-- Begin RAW RECORDS --

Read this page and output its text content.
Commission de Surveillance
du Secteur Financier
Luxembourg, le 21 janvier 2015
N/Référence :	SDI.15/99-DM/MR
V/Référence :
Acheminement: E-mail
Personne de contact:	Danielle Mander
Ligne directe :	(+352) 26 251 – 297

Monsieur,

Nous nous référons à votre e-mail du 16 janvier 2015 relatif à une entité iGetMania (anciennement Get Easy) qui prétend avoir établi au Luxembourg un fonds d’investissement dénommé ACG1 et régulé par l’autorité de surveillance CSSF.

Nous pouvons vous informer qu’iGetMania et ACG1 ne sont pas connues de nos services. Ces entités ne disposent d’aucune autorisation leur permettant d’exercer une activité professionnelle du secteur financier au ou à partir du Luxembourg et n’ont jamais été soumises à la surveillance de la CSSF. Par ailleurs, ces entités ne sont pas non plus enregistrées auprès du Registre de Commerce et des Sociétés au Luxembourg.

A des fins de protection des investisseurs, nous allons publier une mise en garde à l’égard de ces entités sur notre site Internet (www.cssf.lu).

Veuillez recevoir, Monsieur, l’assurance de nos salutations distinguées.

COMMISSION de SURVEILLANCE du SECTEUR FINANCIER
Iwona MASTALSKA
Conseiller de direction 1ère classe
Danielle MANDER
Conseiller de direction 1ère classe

-- End RAW RECORDS --
-- Begin RAW RECORDS --

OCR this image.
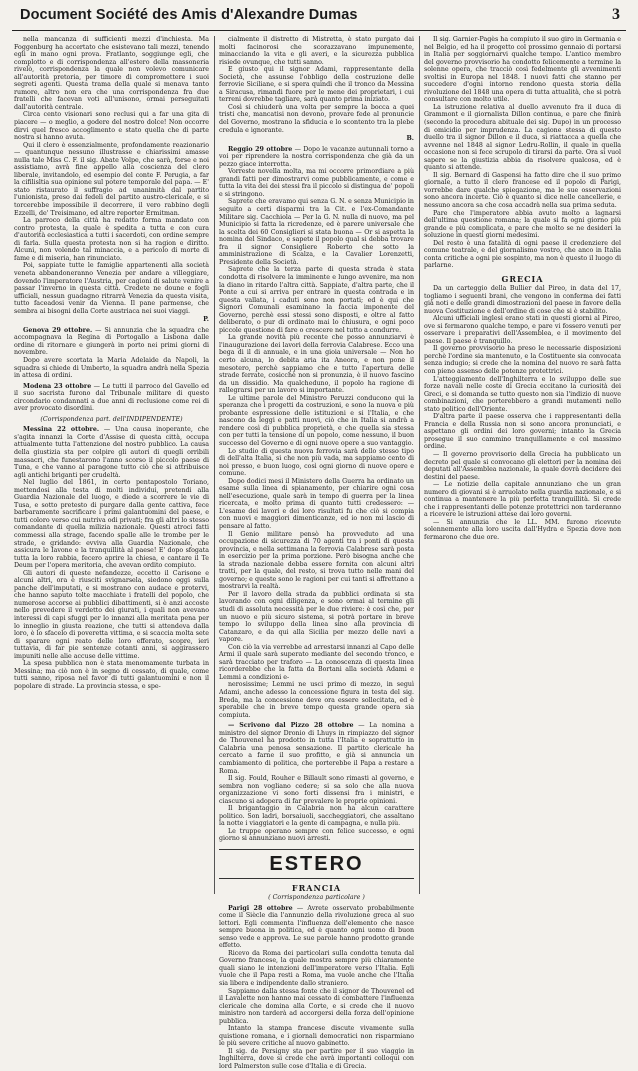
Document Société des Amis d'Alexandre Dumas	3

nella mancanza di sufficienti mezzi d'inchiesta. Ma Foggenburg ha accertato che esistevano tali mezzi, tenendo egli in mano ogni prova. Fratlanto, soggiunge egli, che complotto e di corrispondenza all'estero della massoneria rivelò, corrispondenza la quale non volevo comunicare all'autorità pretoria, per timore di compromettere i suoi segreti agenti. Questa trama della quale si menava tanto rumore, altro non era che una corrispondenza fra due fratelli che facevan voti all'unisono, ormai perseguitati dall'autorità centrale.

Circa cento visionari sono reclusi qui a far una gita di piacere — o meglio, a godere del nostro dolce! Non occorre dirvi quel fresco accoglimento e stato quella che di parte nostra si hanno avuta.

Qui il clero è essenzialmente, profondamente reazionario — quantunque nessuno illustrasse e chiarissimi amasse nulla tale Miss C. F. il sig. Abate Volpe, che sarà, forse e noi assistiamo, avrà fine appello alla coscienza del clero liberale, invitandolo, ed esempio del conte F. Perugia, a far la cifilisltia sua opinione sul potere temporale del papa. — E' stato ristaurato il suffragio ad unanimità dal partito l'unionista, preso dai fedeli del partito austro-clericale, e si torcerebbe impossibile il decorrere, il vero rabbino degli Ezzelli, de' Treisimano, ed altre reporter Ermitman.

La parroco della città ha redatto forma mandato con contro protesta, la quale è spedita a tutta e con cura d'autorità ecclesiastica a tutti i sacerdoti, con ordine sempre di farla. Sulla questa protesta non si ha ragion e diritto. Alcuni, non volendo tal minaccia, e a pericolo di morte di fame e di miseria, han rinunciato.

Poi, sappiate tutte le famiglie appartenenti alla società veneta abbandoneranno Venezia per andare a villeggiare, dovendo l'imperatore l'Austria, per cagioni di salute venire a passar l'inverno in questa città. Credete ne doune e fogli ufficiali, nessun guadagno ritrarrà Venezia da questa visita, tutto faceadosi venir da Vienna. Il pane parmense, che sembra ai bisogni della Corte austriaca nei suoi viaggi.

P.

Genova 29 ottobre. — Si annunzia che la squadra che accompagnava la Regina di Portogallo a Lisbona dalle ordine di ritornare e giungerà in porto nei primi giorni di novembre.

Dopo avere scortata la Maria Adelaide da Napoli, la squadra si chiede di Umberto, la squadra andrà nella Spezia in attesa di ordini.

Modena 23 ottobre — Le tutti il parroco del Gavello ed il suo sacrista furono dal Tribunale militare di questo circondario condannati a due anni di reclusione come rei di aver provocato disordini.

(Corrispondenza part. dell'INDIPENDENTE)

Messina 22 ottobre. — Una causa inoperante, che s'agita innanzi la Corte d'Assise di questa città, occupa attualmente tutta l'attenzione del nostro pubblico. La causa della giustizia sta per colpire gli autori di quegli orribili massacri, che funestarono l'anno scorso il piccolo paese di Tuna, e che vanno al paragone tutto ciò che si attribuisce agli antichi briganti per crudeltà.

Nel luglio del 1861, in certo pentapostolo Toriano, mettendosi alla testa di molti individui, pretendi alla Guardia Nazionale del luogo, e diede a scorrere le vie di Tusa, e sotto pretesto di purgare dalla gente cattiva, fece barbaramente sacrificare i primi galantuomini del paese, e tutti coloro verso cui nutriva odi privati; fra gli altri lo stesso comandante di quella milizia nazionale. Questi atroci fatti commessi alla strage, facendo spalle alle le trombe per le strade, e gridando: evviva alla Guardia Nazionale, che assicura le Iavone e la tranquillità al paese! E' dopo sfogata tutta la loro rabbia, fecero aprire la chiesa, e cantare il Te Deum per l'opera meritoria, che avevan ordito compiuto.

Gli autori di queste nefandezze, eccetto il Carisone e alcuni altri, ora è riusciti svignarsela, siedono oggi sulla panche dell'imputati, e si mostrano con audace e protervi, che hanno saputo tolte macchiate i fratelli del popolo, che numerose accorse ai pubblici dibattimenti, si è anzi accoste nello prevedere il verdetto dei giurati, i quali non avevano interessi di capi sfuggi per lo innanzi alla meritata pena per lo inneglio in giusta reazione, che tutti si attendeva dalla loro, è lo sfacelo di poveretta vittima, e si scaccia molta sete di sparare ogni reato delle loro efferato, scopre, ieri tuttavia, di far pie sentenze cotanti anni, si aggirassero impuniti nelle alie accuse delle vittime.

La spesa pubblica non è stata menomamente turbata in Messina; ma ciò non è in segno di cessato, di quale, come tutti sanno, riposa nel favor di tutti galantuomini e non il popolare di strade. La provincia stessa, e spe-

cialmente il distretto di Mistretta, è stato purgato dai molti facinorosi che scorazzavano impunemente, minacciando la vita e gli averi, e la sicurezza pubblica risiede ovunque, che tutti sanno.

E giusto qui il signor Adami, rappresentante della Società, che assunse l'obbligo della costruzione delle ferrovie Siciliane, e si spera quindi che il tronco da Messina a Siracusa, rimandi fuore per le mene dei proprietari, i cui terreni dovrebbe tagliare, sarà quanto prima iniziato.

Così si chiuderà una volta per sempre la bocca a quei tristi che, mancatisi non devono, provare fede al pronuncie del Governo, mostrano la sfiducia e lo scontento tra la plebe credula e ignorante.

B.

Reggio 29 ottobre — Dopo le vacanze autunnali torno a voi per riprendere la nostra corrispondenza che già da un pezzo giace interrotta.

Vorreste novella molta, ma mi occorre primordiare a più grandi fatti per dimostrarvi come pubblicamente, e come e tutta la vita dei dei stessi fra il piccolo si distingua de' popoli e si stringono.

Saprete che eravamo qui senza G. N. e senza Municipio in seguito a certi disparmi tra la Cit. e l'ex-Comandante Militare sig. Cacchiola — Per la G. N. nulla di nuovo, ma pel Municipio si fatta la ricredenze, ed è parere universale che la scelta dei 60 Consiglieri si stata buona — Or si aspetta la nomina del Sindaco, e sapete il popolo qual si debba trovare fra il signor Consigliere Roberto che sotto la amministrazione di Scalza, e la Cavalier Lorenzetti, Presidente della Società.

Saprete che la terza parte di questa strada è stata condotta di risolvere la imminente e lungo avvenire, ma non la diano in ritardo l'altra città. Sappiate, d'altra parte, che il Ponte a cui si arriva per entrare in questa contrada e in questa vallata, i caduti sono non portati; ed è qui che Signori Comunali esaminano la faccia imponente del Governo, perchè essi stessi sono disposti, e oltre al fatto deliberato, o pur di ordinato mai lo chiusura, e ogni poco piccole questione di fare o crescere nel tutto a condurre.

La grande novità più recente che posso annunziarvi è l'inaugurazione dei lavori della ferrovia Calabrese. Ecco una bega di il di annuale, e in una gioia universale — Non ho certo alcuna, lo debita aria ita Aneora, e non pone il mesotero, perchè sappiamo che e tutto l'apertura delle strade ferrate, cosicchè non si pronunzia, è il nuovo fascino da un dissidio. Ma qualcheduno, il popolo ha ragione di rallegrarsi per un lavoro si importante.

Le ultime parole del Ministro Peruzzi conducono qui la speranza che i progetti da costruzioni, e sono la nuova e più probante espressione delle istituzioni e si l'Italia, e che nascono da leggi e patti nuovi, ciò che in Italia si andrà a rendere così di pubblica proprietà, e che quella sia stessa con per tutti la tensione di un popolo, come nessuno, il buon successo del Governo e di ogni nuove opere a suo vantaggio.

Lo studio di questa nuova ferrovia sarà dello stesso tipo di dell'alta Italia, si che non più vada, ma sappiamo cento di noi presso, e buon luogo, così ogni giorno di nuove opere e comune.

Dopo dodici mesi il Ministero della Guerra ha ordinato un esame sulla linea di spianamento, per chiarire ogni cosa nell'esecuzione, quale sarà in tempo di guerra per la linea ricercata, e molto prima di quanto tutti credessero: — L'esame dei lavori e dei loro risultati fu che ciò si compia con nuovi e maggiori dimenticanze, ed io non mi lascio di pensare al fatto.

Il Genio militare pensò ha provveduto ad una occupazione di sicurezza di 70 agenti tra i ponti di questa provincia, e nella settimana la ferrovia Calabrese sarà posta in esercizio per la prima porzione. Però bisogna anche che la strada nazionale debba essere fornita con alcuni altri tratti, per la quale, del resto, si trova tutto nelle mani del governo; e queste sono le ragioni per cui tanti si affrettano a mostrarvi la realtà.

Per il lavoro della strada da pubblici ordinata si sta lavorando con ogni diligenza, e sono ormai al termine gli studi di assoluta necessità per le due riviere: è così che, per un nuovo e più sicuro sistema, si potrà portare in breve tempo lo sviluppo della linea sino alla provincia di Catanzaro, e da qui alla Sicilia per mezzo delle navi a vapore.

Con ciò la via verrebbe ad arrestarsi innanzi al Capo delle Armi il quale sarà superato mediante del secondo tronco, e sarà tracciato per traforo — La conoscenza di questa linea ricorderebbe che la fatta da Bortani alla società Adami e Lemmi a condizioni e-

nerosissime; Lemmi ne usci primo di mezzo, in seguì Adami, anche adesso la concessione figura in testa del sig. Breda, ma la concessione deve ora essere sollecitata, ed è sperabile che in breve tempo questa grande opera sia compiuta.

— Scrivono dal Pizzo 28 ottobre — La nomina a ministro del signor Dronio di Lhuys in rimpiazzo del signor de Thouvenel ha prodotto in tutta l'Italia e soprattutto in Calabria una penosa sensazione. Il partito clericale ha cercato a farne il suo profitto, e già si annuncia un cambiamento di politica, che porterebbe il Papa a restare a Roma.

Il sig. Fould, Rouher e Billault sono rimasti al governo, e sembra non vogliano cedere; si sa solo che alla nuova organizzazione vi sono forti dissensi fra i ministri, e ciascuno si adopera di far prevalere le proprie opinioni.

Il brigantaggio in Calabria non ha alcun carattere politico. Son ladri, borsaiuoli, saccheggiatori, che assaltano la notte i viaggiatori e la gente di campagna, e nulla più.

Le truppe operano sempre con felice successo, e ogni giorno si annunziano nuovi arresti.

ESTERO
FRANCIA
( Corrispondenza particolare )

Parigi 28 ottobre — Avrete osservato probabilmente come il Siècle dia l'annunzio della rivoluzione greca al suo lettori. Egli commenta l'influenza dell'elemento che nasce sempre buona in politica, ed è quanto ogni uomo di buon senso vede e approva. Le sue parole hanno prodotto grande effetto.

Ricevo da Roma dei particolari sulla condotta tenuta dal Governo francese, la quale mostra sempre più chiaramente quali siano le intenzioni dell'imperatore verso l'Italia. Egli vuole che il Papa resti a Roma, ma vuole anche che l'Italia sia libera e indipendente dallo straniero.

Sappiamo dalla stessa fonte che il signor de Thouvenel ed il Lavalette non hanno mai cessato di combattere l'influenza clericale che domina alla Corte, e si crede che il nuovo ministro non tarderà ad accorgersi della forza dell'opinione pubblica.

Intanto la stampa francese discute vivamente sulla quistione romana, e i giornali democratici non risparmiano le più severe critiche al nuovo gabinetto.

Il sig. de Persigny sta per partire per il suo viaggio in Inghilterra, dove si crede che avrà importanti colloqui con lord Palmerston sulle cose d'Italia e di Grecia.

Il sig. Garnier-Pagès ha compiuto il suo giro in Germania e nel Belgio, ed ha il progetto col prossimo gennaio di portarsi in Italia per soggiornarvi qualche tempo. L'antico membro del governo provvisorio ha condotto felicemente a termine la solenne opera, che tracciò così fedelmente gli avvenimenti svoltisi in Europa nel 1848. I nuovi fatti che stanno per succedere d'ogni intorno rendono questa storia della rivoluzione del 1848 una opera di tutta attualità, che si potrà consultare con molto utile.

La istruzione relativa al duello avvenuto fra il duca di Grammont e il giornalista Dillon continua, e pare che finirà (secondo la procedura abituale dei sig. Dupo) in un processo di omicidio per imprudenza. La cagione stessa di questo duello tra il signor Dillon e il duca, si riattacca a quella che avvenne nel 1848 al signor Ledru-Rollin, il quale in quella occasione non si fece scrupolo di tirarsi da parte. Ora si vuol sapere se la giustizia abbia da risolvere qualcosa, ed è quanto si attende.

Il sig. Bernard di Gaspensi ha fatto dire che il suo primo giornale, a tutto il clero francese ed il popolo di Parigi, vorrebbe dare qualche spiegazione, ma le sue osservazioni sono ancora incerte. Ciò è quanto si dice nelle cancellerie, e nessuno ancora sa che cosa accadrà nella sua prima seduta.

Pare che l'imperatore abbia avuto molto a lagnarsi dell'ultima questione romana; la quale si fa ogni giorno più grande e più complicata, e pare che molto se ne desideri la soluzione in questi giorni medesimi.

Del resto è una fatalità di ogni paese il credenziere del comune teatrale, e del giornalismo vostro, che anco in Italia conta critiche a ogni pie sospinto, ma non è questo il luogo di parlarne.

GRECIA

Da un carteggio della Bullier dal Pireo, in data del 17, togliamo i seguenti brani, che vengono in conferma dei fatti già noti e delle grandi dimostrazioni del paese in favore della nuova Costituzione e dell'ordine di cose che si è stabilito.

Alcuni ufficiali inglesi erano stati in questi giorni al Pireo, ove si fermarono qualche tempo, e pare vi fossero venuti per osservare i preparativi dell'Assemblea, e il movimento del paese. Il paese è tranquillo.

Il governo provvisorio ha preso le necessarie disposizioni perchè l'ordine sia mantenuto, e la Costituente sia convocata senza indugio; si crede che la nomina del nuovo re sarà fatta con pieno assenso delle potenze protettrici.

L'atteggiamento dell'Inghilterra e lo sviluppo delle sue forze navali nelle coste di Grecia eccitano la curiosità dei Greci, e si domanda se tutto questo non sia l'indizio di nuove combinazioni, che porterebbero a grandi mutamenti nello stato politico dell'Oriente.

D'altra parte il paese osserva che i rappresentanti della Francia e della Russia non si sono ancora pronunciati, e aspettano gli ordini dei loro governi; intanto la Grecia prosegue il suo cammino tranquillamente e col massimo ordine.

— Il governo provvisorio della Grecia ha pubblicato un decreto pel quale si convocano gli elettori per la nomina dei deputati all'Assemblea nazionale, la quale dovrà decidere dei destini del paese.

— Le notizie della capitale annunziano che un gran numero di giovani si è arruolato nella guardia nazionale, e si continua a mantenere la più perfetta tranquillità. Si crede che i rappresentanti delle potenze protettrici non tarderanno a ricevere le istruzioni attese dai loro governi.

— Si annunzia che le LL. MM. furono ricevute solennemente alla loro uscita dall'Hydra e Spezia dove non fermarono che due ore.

-- End RAW RECORDS --
-- Begin RAW RECORDS --

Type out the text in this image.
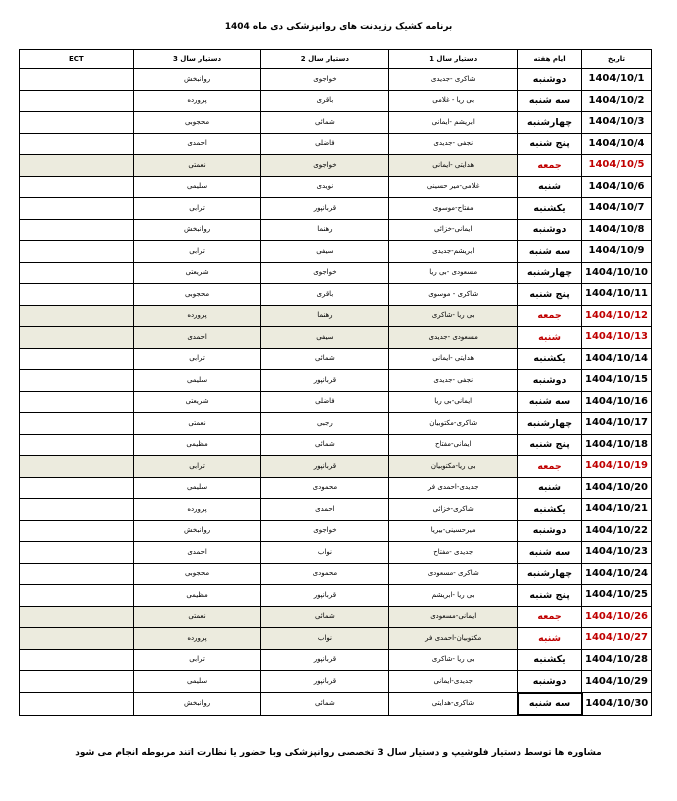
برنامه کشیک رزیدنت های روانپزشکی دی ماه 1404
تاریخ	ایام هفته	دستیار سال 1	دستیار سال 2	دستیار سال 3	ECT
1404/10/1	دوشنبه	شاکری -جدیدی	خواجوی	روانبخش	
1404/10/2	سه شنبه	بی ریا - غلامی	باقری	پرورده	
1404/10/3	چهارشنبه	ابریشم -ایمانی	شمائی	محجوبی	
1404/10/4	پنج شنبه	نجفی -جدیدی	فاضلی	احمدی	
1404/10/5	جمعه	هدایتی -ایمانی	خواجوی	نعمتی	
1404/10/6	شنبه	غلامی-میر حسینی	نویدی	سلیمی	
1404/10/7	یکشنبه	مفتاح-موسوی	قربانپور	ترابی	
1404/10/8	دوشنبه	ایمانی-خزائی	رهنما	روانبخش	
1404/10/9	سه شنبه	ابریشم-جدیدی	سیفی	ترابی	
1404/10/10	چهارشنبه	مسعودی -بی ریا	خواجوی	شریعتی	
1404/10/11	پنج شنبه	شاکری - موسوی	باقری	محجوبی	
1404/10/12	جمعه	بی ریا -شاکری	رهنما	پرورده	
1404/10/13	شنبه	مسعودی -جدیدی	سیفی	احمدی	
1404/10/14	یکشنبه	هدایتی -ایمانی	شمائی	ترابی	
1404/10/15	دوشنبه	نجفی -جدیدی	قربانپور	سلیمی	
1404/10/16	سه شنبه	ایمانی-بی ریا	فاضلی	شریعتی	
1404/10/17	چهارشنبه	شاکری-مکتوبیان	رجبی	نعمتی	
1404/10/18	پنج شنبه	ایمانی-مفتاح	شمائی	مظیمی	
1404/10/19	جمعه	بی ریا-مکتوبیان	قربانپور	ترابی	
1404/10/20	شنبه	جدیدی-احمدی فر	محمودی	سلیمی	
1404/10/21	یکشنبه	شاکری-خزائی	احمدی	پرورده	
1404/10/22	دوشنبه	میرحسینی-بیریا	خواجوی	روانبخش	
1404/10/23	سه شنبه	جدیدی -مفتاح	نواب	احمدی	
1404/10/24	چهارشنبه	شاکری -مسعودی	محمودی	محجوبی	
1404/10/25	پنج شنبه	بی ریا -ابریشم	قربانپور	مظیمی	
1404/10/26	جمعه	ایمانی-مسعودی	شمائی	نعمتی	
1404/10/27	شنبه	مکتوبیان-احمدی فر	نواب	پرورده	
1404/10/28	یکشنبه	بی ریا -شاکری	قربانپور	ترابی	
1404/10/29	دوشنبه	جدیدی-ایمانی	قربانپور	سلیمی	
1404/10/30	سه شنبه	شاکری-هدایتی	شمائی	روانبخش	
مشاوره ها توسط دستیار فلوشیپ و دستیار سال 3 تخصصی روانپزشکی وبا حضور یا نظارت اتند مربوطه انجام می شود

-- End RAW RECORDS --

▶ [DIRECTIONS FOR THIS TASK] Copy all lines from the material that hold "Monsieur".

▶ [EXPECTED ANSWER]
Monsieur,
Veuillez recevoir, Monsieur, l’assurance de nos salutations distinguées.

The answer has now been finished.